RECORDS SHOWN —
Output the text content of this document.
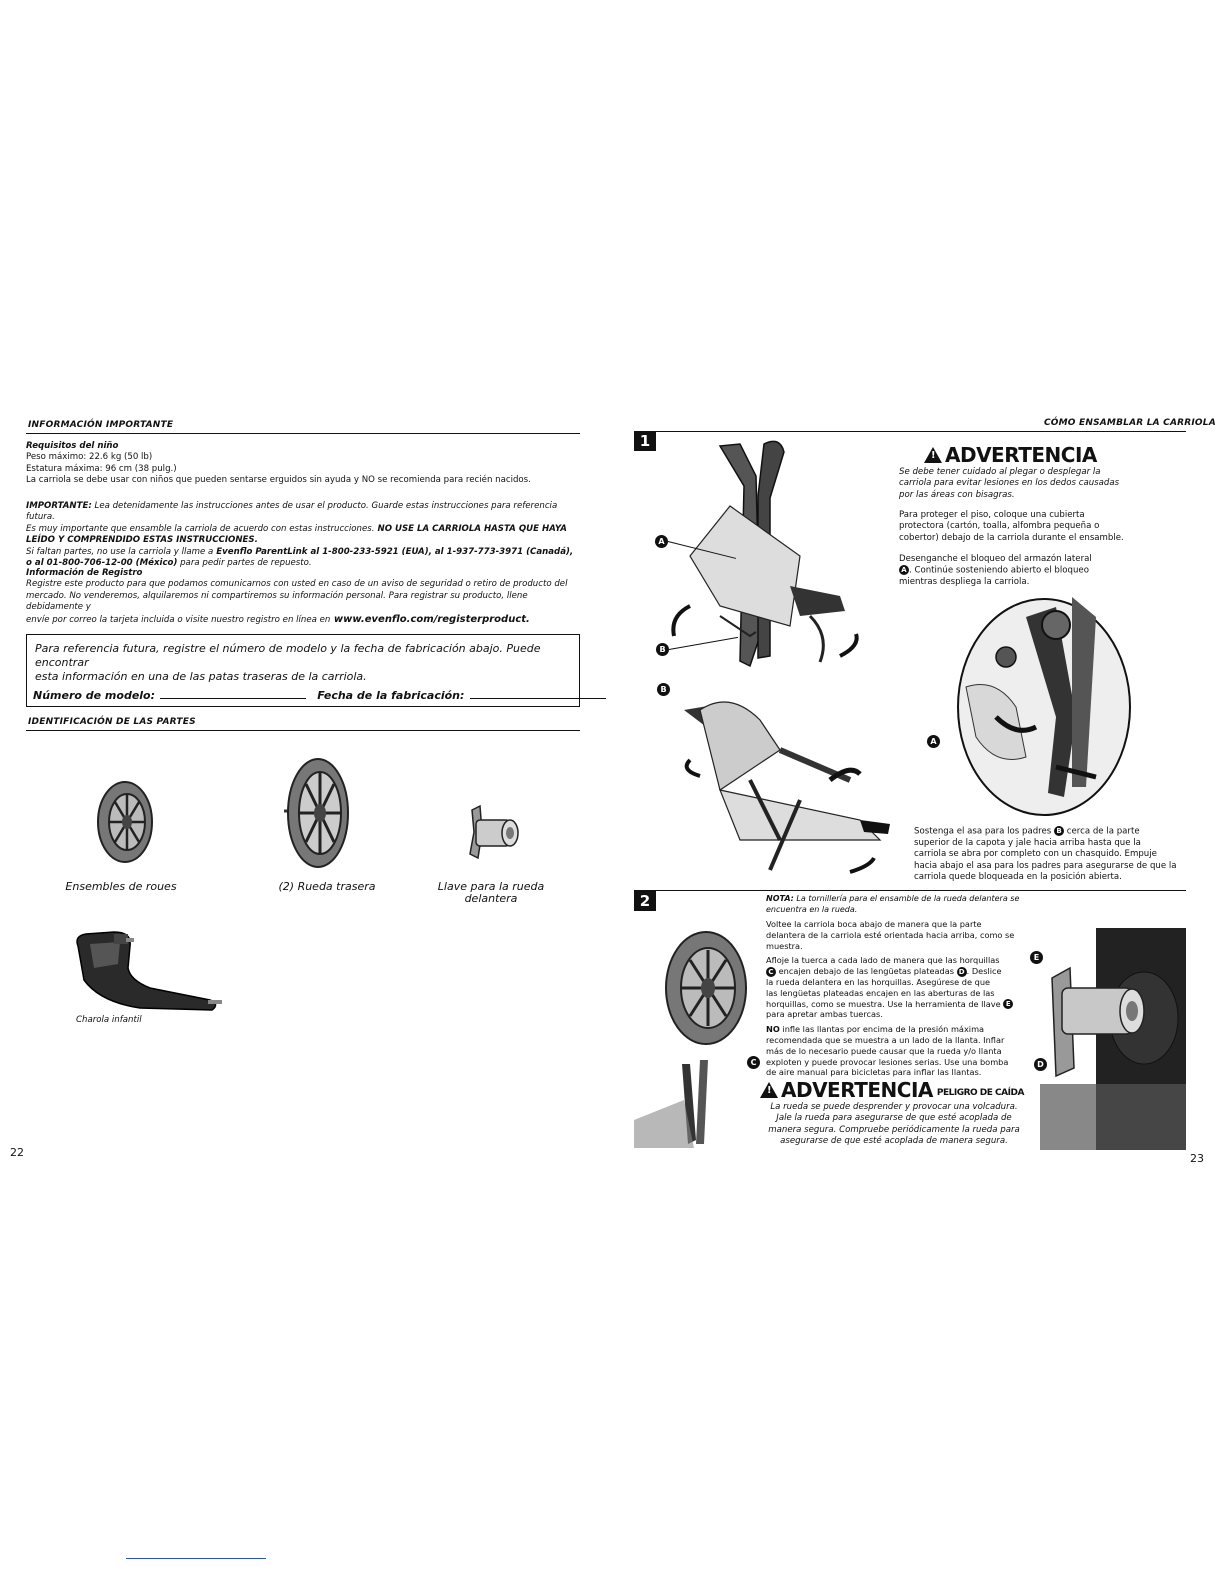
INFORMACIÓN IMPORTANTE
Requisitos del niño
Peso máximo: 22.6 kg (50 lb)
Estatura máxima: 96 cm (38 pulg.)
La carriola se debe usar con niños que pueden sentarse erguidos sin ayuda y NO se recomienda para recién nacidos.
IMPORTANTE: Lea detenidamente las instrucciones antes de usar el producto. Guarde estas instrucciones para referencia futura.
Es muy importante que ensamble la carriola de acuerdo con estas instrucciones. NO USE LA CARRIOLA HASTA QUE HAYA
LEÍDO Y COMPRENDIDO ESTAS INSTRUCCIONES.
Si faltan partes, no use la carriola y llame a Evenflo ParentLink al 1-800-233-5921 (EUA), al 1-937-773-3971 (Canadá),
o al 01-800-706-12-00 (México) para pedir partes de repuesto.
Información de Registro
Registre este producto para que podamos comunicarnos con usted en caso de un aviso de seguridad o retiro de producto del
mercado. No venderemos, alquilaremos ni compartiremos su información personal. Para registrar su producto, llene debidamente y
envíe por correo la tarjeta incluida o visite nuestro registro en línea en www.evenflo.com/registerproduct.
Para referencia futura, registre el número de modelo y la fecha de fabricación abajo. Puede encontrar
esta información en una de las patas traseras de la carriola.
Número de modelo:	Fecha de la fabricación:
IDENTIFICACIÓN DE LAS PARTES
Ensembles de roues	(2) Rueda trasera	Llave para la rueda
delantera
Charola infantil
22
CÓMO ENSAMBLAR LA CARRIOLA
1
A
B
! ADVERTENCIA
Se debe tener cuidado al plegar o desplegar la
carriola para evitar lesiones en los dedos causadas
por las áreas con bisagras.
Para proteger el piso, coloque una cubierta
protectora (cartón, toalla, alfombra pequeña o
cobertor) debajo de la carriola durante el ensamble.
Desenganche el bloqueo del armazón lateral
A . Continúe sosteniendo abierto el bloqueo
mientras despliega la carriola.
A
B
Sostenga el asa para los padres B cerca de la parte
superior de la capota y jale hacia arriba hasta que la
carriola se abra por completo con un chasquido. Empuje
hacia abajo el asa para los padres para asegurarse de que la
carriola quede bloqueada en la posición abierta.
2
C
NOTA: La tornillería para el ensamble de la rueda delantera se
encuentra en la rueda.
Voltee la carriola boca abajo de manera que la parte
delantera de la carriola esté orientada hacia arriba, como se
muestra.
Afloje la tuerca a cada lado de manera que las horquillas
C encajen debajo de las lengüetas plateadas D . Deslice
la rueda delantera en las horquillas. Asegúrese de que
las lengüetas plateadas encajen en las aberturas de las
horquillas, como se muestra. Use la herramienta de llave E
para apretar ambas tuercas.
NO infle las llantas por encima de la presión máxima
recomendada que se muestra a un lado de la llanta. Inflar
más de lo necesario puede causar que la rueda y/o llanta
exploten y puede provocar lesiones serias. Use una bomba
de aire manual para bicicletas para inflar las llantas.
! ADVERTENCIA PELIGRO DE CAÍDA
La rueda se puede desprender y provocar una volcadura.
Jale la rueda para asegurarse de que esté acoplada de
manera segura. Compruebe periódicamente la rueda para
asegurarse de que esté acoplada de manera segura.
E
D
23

---

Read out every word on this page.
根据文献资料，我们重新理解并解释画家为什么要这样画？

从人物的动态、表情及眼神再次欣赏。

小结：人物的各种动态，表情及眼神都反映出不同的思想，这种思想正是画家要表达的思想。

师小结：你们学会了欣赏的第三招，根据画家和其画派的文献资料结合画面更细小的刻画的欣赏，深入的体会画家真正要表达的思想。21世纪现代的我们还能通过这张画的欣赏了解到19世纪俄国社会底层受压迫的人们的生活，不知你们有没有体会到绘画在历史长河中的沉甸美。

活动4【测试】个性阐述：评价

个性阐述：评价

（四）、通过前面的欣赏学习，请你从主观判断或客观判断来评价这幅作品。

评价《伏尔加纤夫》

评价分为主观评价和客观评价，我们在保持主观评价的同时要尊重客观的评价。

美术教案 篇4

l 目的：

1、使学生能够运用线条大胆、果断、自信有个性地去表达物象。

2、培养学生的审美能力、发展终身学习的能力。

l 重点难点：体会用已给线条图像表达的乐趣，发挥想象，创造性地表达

EXERCISE GOAL —
Tally the lines of the listing above that include the word "abajo". Answer with the number alone.

EXERCISE OUTPUT —
3